Written request: Look through the material below, count the lines containing the word "admin", and state only the count.

[Records excerpted from a collection]
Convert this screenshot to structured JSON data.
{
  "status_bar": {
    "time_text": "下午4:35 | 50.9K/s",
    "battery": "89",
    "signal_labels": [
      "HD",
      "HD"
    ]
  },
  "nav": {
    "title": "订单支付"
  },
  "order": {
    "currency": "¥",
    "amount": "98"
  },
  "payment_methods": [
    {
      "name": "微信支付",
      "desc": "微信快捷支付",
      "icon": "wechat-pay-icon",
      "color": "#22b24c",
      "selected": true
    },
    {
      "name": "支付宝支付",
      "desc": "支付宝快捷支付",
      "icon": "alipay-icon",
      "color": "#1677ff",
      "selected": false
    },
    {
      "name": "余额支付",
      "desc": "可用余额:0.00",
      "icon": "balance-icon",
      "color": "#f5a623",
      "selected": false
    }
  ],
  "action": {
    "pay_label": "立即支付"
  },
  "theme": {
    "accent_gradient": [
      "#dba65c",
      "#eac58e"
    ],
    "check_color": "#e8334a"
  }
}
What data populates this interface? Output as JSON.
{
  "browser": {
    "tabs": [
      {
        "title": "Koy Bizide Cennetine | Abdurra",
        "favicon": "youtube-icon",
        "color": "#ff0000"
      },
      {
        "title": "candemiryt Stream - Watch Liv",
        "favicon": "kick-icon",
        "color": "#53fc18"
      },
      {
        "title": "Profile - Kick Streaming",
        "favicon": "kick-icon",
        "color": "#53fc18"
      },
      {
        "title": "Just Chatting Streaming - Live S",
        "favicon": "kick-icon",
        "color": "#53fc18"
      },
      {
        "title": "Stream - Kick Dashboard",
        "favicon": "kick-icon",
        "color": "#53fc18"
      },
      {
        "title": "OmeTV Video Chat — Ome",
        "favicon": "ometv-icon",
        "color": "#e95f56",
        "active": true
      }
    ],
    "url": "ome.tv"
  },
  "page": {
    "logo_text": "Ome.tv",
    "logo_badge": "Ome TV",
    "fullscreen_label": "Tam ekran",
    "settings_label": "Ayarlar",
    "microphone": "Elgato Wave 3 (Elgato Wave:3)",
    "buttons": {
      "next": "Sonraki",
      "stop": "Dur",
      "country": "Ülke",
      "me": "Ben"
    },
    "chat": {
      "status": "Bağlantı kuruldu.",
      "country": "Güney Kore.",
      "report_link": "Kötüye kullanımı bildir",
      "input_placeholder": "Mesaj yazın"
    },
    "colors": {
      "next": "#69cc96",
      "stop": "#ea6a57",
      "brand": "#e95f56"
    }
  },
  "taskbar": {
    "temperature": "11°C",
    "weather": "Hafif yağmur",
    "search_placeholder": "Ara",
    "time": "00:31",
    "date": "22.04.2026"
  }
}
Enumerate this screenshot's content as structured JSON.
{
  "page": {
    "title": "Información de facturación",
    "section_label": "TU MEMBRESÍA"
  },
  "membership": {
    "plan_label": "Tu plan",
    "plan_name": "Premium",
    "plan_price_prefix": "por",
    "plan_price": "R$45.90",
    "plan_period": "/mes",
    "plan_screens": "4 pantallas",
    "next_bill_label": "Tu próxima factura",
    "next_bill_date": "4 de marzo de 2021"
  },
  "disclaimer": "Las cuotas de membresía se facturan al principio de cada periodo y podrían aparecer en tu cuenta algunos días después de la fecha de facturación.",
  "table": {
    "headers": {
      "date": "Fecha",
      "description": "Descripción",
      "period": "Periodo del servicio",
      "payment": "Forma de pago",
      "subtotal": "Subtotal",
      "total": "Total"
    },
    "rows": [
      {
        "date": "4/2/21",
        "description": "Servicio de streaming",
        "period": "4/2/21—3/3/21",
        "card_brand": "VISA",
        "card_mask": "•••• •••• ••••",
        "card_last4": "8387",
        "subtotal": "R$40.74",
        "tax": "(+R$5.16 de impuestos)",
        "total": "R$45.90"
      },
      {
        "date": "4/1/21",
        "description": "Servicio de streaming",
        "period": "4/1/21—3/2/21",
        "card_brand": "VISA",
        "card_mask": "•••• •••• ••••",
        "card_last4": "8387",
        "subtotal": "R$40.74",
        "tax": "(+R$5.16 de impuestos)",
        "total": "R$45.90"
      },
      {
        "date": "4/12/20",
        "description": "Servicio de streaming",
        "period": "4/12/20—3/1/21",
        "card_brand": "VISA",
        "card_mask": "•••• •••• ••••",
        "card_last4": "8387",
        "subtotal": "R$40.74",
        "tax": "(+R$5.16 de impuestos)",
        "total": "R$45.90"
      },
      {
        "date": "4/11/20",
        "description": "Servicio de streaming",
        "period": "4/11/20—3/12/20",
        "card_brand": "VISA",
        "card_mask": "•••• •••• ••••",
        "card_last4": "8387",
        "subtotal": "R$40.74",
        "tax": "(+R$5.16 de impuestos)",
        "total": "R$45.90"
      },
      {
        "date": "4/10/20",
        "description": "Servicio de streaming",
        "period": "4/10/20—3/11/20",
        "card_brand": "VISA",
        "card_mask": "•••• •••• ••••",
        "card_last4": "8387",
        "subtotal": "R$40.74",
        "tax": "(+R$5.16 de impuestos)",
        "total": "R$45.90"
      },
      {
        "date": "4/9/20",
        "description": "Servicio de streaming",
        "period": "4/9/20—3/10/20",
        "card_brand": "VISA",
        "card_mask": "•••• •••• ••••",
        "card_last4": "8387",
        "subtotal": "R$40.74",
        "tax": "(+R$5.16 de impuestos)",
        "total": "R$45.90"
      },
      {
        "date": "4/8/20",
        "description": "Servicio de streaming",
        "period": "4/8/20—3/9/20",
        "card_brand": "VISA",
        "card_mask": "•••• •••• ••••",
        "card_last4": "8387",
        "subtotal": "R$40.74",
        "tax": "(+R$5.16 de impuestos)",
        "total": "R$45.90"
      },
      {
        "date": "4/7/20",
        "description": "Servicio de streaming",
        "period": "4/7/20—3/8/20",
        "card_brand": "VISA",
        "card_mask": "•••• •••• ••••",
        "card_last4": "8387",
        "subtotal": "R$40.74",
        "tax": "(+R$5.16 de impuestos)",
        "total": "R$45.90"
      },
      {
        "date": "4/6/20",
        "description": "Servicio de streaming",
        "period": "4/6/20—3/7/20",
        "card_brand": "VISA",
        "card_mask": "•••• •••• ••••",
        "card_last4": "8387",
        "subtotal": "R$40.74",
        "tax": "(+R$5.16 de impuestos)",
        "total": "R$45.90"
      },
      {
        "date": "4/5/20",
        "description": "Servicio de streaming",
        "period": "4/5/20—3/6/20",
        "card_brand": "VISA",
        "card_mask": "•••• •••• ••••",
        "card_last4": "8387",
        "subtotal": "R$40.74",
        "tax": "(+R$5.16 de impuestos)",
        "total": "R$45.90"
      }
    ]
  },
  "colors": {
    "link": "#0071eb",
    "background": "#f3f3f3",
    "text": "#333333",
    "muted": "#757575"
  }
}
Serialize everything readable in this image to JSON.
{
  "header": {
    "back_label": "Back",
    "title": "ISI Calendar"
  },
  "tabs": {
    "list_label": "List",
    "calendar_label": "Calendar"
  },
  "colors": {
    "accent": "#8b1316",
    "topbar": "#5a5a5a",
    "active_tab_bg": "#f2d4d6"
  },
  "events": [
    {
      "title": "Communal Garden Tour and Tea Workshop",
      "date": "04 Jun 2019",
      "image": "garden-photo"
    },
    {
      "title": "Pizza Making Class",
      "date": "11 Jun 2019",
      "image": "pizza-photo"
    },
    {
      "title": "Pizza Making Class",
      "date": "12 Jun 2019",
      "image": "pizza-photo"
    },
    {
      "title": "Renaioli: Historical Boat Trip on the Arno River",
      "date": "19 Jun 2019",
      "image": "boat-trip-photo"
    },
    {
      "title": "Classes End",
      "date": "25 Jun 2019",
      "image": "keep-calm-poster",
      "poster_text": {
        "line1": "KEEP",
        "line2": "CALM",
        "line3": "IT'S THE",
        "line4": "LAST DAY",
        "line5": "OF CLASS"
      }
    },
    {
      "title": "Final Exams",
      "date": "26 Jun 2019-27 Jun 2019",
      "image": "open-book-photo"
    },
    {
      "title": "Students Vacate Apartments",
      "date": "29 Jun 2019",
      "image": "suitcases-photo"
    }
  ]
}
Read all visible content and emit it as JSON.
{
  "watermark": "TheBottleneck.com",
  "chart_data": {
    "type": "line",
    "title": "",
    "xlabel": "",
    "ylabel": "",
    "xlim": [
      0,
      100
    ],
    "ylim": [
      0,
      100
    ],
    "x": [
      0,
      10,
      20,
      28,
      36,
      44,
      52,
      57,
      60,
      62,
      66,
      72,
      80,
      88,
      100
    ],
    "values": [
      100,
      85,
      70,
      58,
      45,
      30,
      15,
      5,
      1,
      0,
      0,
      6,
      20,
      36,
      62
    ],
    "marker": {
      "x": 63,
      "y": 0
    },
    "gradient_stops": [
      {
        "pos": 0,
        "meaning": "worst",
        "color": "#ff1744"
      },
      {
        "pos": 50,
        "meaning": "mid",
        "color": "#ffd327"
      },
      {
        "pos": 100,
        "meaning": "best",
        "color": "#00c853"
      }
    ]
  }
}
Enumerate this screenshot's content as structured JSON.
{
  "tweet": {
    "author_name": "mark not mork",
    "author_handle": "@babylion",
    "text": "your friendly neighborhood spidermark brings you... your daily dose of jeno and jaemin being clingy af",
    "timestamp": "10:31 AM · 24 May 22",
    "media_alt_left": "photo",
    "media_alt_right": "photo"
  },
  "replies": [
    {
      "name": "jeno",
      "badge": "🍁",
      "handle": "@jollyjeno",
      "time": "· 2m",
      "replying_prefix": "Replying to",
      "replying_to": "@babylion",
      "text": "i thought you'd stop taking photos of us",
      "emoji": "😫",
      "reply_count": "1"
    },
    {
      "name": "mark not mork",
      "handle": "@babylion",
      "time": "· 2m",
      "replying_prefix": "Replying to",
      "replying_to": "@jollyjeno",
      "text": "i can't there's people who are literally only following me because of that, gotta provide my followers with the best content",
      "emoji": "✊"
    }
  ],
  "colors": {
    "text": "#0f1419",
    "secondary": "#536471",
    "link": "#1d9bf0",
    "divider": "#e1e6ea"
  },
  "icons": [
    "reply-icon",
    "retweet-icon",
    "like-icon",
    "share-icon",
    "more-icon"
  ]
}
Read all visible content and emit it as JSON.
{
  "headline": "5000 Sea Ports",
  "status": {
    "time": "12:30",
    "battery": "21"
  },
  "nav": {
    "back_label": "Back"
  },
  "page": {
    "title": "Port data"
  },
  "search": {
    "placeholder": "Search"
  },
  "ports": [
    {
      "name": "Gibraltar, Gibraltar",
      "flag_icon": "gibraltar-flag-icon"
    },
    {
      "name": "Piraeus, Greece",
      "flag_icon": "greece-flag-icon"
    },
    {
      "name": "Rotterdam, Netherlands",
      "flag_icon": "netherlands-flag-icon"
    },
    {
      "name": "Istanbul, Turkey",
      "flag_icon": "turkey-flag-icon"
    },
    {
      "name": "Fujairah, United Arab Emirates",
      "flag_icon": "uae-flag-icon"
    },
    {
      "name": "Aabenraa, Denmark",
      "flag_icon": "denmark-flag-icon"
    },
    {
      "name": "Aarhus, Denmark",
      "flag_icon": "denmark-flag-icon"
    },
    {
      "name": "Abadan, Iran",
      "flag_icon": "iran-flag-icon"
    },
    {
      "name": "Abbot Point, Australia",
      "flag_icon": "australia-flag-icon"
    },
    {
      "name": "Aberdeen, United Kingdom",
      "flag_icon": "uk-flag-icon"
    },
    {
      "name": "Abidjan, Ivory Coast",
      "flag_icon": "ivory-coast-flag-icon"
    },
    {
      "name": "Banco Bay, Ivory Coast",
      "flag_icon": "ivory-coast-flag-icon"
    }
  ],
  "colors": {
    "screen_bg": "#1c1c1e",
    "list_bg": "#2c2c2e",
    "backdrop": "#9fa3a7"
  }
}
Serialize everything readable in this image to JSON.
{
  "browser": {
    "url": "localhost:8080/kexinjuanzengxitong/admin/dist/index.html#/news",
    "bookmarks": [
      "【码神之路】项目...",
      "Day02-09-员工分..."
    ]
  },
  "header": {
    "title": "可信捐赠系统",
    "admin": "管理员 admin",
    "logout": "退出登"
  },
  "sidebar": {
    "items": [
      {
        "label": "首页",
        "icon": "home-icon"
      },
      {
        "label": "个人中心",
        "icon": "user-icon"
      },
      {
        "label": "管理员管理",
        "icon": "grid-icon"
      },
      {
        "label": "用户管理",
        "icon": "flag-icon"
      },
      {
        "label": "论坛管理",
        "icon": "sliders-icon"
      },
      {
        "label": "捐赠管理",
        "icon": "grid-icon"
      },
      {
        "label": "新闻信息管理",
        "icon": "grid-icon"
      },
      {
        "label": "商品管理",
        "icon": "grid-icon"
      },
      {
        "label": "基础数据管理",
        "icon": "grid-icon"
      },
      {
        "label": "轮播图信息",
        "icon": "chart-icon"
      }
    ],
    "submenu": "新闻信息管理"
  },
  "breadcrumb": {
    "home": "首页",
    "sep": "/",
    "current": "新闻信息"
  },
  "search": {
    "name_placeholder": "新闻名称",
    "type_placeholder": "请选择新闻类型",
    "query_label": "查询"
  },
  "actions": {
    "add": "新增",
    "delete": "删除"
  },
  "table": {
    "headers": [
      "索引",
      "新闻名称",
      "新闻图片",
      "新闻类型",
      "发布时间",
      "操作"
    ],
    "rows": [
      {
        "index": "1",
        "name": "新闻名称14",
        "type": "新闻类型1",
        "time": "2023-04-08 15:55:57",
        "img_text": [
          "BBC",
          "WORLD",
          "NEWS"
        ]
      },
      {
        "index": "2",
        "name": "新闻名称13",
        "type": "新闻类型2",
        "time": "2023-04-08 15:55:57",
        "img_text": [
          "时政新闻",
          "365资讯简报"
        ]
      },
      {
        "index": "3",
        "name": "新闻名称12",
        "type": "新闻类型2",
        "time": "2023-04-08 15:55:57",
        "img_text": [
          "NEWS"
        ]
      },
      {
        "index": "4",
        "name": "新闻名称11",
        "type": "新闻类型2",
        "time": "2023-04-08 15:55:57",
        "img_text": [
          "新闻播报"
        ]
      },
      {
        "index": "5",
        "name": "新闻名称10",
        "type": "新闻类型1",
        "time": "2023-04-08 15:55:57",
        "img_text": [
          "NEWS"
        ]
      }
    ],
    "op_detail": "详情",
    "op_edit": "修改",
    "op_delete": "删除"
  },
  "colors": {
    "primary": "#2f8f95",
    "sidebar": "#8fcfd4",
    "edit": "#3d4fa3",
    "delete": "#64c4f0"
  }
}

Answer to the problem: 2